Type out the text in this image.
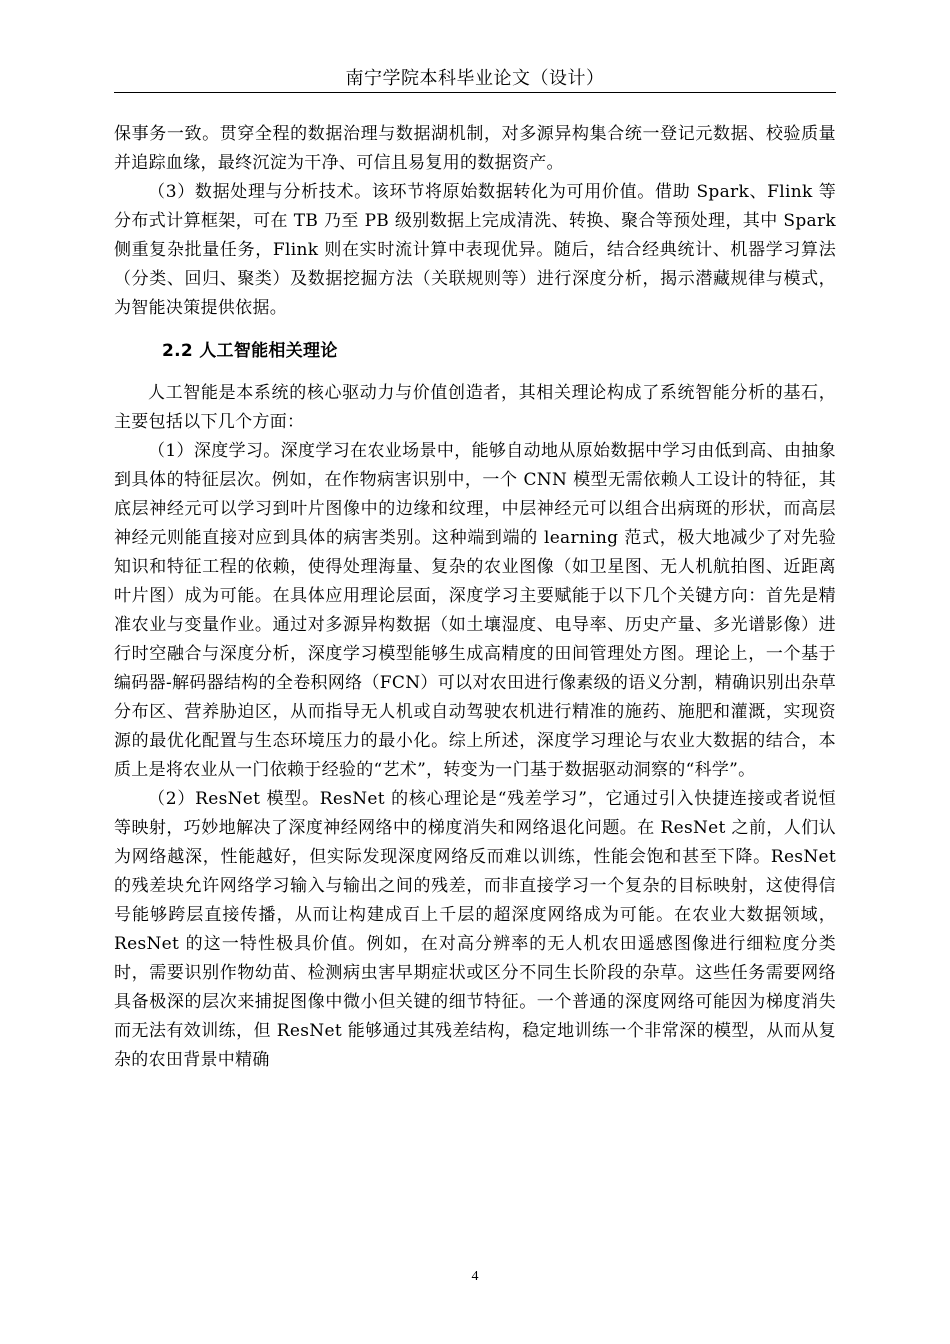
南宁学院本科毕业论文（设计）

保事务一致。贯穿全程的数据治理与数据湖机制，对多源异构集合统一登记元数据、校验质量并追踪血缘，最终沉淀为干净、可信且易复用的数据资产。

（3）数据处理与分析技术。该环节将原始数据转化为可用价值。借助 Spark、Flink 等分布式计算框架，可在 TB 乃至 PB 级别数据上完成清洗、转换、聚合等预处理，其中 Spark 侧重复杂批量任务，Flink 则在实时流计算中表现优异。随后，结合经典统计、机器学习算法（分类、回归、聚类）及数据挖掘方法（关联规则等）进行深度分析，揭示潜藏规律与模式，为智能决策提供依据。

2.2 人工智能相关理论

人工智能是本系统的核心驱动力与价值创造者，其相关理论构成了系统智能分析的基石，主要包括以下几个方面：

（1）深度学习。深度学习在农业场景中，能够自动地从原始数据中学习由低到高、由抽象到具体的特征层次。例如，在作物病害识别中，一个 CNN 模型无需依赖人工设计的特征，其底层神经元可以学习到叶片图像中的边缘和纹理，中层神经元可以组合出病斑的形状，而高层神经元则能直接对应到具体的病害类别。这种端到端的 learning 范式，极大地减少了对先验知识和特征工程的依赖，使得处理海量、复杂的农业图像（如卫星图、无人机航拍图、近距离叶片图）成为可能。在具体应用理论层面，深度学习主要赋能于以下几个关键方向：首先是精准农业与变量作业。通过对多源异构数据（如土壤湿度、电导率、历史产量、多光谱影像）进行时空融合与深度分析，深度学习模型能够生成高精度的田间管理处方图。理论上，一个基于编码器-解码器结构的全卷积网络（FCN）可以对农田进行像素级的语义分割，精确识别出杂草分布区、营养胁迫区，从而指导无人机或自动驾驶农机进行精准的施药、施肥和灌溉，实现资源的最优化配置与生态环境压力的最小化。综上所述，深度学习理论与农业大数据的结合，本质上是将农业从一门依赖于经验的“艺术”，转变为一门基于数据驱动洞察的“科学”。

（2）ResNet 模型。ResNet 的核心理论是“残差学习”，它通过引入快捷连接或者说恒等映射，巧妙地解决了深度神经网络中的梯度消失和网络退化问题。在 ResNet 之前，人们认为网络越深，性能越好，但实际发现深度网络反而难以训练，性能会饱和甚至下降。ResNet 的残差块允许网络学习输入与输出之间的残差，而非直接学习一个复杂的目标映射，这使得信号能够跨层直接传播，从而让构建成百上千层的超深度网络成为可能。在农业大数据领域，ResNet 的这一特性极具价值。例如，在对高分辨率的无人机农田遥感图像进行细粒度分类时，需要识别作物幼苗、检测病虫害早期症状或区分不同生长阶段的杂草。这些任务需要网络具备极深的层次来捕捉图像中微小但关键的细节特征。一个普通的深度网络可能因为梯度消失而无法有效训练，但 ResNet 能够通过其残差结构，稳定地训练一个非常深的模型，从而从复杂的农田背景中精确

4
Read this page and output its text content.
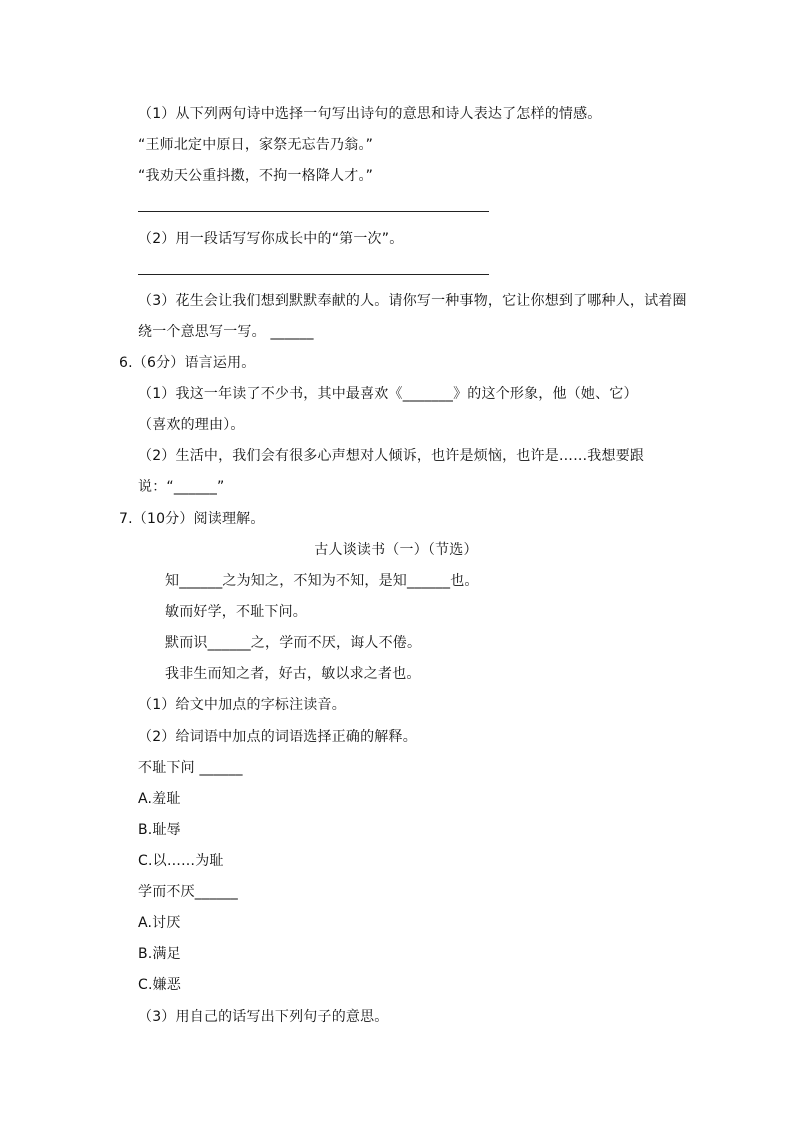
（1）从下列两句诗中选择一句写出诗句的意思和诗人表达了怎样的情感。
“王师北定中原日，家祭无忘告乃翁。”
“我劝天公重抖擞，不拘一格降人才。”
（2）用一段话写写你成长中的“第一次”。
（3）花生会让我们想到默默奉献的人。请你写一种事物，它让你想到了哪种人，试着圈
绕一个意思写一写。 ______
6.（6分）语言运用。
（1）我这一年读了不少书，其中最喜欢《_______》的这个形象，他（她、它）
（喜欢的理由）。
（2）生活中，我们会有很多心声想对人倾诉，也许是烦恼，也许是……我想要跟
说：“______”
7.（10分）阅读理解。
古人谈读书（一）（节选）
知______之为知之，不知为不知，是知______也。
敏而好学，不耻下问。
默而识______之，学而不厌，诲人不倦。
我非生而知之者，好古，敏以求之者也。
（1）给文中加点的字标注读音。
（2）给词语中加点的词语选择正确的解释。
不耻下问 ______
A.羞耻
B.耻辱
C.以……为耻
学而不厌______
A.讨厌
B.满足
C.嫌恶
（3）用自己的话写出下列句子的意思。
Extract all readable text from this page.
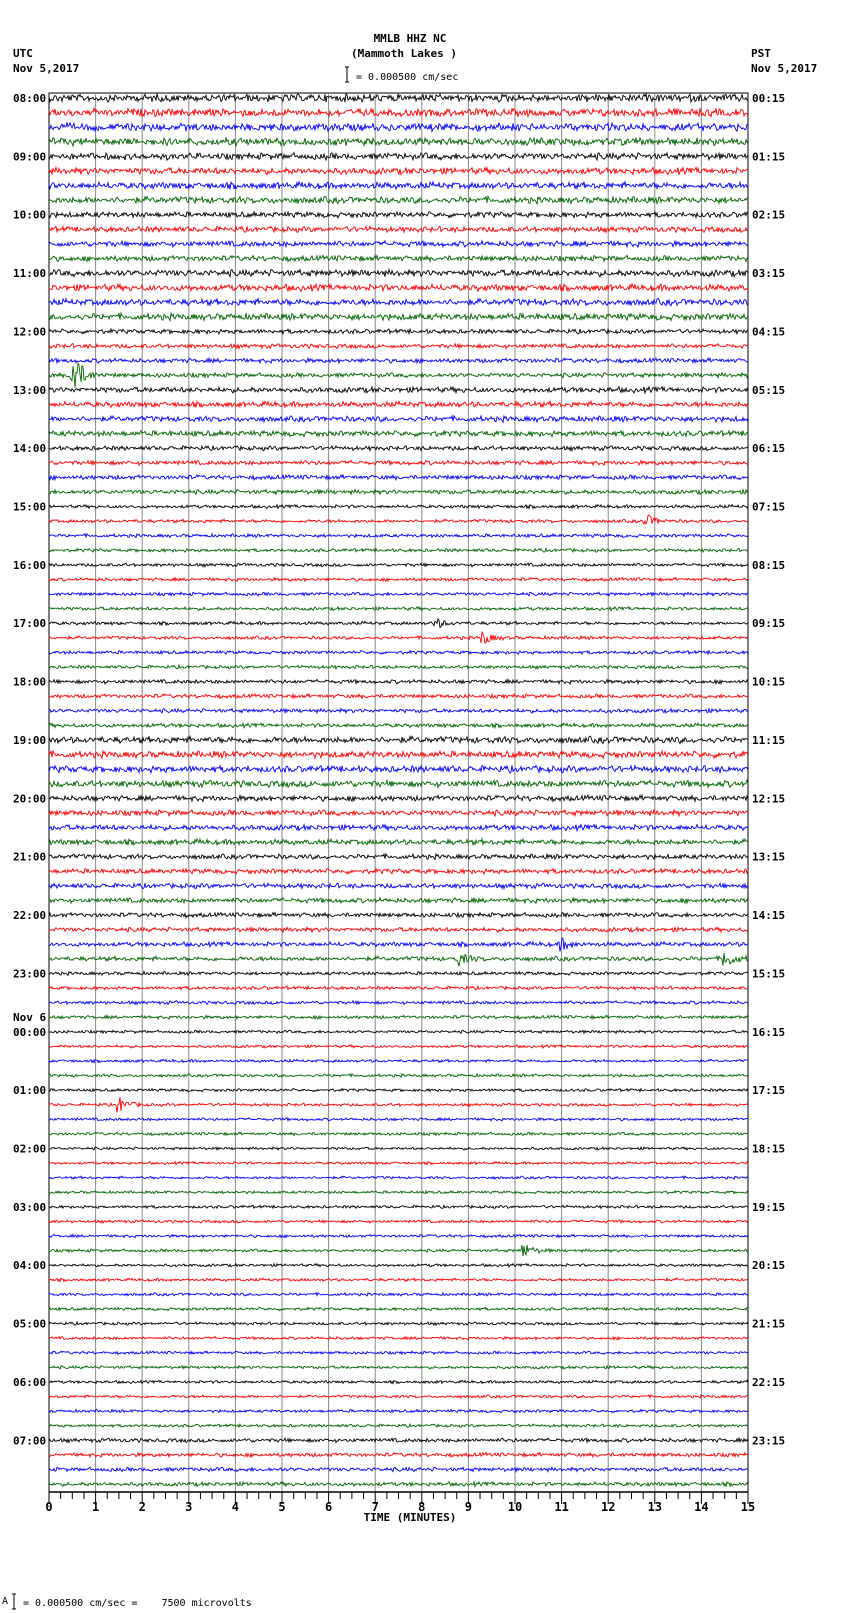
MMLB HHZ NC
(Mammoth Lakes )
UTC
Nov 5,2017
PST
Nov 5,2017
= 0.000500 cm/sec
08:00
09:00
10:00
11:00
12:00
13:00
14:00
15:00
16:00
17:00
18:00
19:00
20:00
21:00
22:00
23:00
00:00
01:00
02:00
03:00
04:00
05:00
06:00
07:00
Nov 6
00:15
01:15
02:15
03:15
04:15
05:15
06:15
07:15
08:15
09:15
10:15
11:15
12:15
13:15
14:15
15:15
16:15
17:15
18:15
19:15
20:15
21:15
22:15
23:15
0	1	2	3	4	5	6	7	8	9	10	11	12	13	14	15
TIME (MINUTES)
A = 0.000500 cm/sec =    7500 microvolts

- - -

● Directive: Copy all of the entries verbatim, leaving out any pictures they contain.

● Task result:
Type out the text in this image.
南宁学院本科毕业论文（设计）

保事务一致。贯穿全程的数据治理与数据湖机制，对多源异构集合统一登记元数据、校验质量并追踪血缘，最终沉淀为干净、可信且易复用的数据资产。

（3）数据处理与分析技术。该环节将原始数据转化为可用价值。借助 Spark、Flink 等分布式计算框架，可在 TB 乃至 PB 级别数据上完成清洗、转换、聚合等预处理，其中 Spark 侧重复杂批量任务，Flink 则在实时流计算中表现优异。随后，结合经典统计、机器学习算法（分类、回归、聚类）及数据挖掘方法（关联规则等）进行深度分析，揭示潜藏规律与模式，为智能决策提供依据。

2.2 人工智能相关理论

人工智能是本系统的核心驱动力与价值创造者，其相关理论构成了系统智能分析的基石，主要包括以下几个方面：

（1）深度学习。深度学习在农业场景中，能够自动地从原始数据中学习由低到高、由抽象到具体的特征层次。例如，在作物病害识别中，一个 CNN 模型无需依赖人工设计的特征，其底层神经元可以学习到叶片图像中的边缘和纹理，中层神经元可以组合出病斑的形状，而高层神经元则能直接对应到具体的病害类别。这种端到端的 learning 范式，极大地减少了对先验知识和特征工程的依赖，使得处理海量、复杂的农业图像（如卫星图、无人机航拍图、近距离叶片图）成为可能。在具体应用理论层面，深度学习主要赋能于以下几个关键方向：首先是精准农业与变量作业。通过对多源异构数据（如土壤湿度、电导率、历史产量、多光谱影像）进行时空融合与深度分析，深度学习模型能够生成高精度的田间管理处方图。理论上，一个基于编码器-解码器结构的全卷积网络（FCN）可以对农田进行像素级的语义分割，精确识别出杂草分布区、营养胁迫区，从而指导无人机或自动驾驶农机进行精准的施药、施肥和灌溉，实现资源的最优化配置与生态环境压力的最小化。综上所述，深度学习理论与农业大数据的结合，本质上是将农业从一门依赖于经验的“艺术”，转变为一门基于数据驱动洞察的“科学”。

（2）ResNet 模型。ResNet 的核心理论是“残差学习”，它通过引入快捷连接或者说恒等映射，巧妙地解决了深度神经网络中的梯度消失和网络退化问题。在 ResNet 之前，人们认为网络越深，性能越好，但实际发现深度网络反而难以训练，性能会饱和甚至下降。ResNet 的残差块允许网络学习输入与输出之间的残差，而非直接学习一个复杂的目标映射，这使得信号能够跨层直接传播，从而让构建成百上千层的超深度网络成为可能。在农业大数据领域，ResNet 的这一特性极具价值。例如，在对高分辨率的无人机农田遥感图像进行细粒度分类时，需要识别作物幼苗、检测病虫害早期症状或区分不同生长阶段的杂草。这些任务需要网络具备极深的层次来捕捉图像中微小但关键的细节特征。一个普通的深度网络可能因为梯度消失而无法有效训练，但 ResNet 能够通过其残差结构，稳定地训练一个非常深的模型，从而从复杂的农田背景中精确

4
Read this page and output its text content.
（1）从下列两句诗中选择一句写出诗句的意思和诗人表达了怎样的情感。
“王师北定中原日，家祭无忘告乃翁。”
“我劝天公重抖擞，不拘一格降人才。”
（2）用一段话写写你成长中的“第一次”。
（3）花生会让我们想到默默奉献的人。请你写一种事物，它让你想到了哪种人，试着圈
绕一个意思写一写。 ______
6.（6分）语言运用。
（1）我这一年读了不少书，其中最喜欢《_______》的这个形象，他（她、它）
（喜欢的理由）。
（2）生活中，我们会有很多心声想对人倾诉，也许是烦恼，也许是……我想要跟
说：“______”
7.（10分）阅读理解。
古人谈读书（一）（节选）
知______之为知之，不知为不知，是知______也。
敏而好学，不耻下问。
默而识______之，学而不厌，诲人不倦。
我非生而知之者，好古，敏以求之者也。
（1）给文中加点的字标注读音。
（2）给词语中加点的词语选择正确的解释。
不耻下问 ______
A.羞耻
B.耻辱
C.以……为耻
学而不厌______
A.讨厌
B.满足
C.嫌恶
（3）用自己的话写出下列句子的意思。
Extract all readable text from this page.
MMLB HHZ NC
(Mammoth Lakes )
UTC
Nov 5,2017
PST
Nov 5,2017
= 0.000500 cm/sec
08:00
09:00
10:00
11:00
12:00
13:00
14:00
15:00
16:00
17:00
18:00
19:00
20:00
21:00
22:00
23:00
00:00
01:00
02:00
03:00
04:00
05:00
06:00
07:00
Nov 6
00:15
01:15
02:15
03:15
04:15
05:15
06:15
07:15
08:15
09:15
10:15
11:15
12:15
13:15
14:15
15:15
16:15
17:15
18:15
19:15
20:15
21:15
22:15
23:15
0	1	2	3	4	5	6	7	8	9	10	11	12	13	14	15
TIME (MINUTES)
A = 0.000500 cm/sec =    7500 microvolts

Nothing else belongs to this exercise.